▸ Extracted information
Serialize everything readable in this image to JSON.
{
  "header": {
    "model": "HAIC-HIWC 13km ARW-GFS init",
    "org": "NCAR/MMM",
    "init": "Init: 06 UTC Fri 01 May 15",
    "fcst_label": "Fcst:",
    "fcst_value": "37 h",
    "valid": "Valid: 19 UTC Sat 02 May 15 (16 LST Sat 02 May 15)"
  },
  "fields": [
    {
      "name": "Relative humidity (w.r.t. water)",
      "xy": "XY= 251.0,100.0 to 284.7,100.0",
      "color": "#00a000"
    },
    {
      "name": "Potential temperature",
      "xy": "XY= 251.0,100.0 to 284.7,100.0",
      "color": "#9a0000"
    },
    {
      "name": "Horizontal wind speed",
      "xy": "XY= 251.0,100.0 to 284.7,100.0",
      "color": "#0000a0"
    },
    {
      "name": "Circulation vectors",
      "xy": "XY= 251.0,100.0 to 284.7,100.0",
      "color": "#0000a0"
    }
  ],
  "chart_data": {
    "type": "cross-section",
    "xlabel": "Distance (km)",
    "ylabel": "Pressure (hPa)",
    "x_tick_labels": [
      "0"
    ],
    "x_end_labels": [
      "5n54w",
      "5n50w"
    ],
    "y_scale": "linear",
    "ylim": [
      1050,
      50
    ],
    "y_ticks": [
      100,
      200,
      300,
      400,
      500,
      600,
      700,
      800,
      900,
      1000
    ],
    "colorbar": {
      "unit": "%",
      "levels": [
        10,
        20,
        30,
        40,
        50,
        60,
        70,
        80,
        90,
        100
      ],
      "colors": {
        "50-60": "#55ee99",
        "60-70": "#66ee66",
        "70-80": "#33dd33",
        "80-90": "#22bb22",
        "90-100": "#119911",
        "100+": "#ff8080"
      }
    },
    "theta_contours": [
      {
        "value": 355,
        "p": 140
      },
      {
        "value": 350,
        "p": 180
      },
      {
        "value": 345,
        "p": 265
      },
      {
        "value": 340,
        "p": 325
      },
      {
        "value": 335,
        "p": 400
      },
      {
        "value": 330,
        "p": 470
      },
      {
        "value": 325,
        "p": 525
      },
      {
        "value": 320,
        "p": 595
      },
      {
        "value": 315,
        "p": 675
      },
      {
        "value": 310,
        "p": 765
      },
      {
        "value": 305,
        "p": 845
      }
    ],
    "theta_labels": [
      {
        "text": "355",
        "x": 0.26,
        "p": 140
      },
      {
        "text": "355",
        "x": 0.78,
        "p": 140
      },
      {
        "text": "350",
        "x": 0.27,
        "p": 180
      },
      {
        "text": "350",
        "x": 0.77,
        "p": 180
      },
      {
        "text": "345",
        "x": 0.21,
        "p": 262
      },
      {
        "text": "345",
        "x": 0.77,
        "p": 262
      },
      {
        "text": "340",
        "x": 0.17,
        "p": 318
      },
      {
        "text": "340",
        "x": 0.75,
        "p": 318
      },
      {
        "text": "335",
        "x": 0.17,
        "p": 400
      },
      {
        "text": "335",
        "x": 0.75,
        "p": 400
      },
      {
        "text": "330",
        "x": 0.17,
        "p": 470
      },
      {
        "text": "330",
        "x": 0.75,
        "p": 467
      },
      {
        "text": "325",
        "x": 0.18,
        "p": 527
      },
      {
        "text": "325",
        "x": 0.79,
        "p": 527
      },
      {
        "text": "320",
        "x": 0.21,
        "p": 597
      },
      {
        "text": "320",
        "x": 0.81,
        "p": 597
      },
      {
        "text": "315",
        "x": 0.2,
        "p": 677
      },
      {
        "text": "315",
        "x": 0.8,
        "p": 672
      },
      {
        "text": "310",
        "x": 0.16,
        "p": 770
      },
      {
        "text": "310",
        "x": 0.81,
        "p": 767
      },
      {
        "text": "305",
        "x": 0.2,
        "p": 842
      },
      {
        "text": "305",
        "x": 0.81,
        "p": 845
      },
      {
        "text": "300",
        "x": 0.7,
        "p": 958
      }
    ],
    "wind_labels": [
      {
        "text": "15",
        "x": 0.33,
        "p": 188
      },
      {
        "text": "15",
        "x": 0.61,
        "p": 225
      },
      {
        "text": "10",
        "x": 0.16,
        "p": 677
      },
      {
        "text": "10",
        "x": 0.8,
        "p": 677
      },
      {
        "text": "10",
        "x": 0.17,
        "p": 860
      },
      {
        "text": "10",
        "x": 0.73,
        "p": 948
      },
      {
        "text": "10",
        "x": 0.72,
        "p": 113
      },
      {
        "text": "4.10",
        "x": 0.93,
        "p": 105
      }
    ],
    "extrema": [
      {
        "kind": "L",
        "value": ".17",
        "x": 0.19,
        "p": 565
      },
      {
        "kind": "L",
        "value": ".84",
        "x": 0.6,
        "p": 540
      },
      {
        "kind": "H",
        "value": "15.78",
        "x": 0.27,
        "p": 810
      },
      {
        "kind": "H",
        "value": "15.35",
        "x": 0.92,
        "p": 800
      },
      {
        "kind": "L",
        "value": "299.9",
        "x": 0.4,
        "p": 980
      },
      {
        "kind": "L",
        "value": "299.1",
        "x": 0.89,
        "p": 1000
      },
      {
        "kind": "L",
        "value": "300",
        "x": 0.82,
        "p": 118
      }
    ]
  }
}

...

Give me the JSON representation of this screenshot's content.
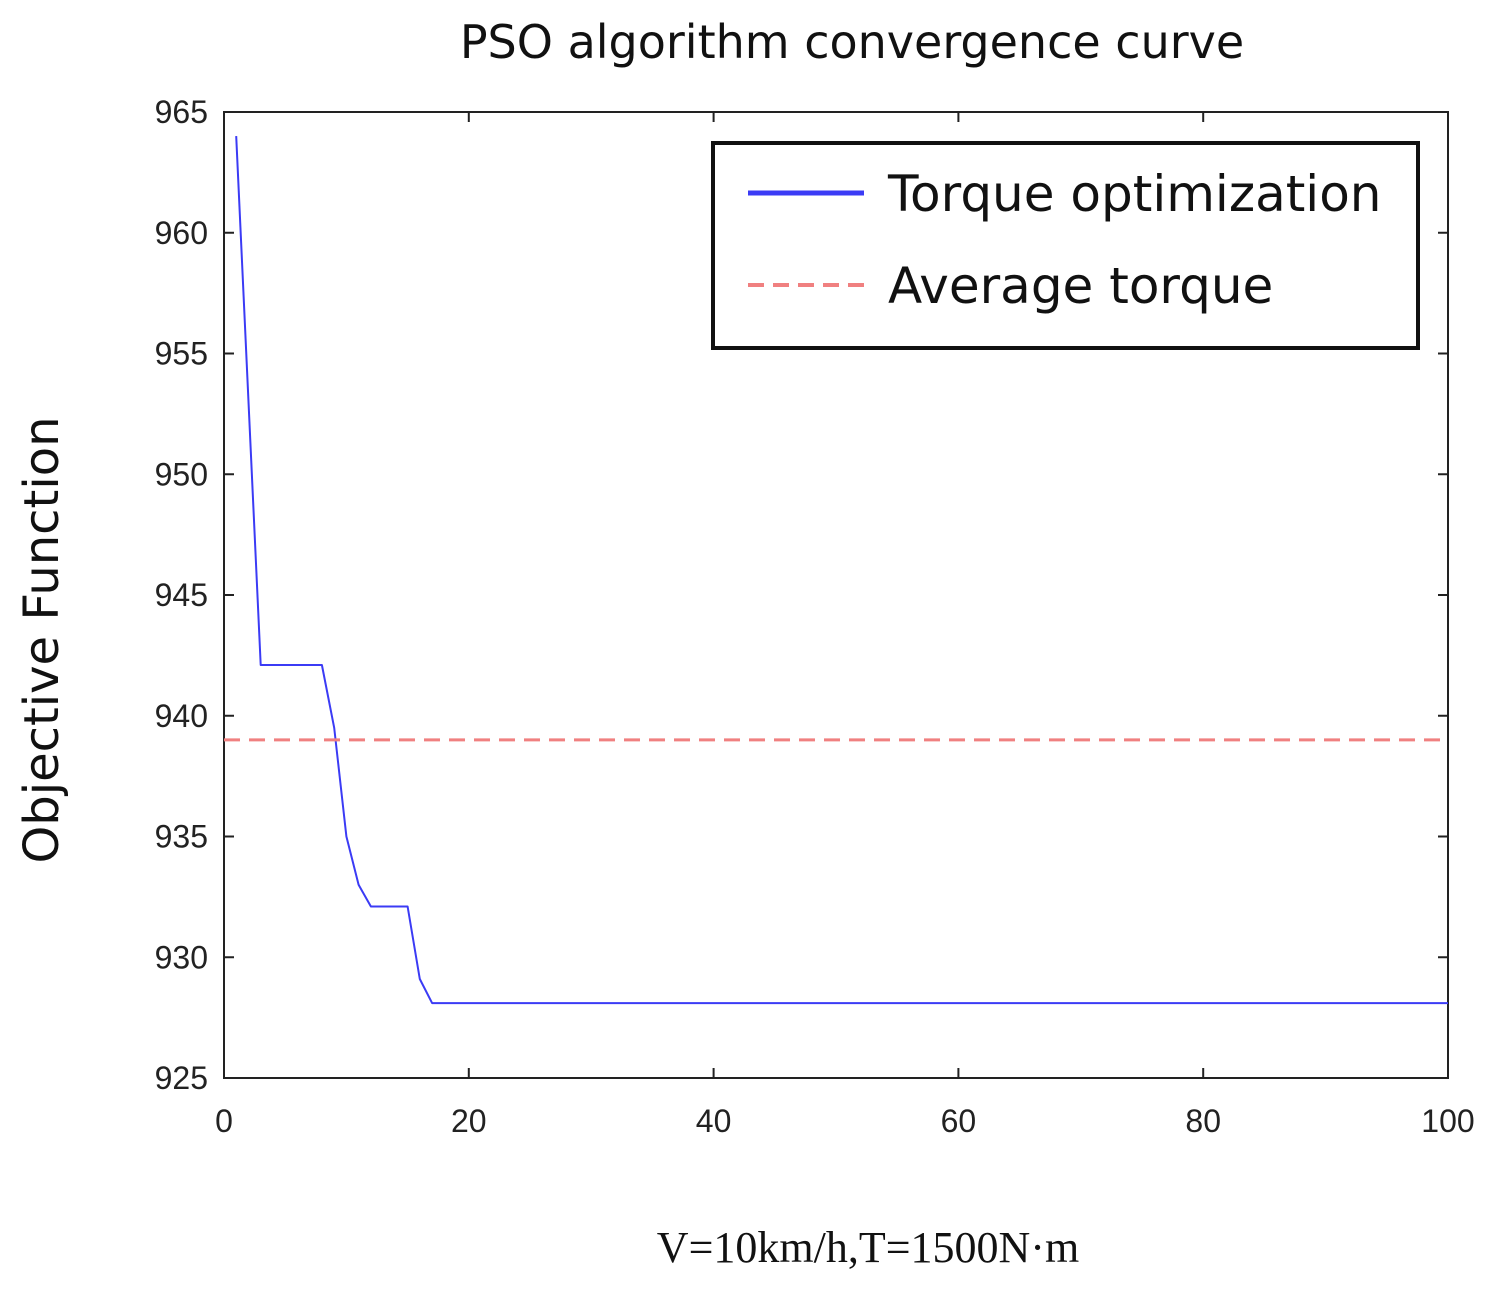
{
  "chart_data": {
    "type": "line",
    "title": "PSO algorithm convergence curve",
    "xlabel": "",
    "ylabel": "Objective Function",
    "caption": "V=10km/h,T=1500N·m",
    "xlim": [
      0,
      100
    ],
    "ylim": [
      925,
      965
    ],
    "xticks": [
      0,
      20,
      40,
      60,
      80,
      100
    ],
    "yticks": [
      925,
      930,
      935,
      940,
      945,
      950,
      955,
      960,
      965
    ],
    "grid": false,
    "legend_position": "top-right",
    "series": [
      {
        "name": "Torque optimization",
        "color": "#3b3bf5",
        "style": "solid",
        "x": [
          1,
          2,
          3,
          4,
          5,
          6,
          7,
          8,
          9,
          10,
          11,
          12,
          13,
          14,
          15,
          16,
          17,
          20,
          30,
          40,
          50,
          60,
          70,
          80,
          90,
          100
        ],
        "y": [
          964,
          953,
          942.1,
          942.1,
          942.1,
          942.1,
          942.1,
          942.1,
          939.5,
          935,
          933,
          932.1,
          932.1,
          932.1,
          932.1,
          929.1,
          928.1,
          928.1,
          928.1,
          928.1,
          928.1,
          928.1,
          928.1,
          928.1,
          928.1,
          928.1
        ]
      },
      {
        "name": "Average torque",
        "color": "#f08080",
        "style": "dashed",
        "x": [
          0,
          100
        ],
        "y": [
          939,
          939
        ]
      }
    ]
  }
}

▸ Task goal
Across the material above, how many lines include the string "name"? Only the number is wanted.

▸ Exercise solution
6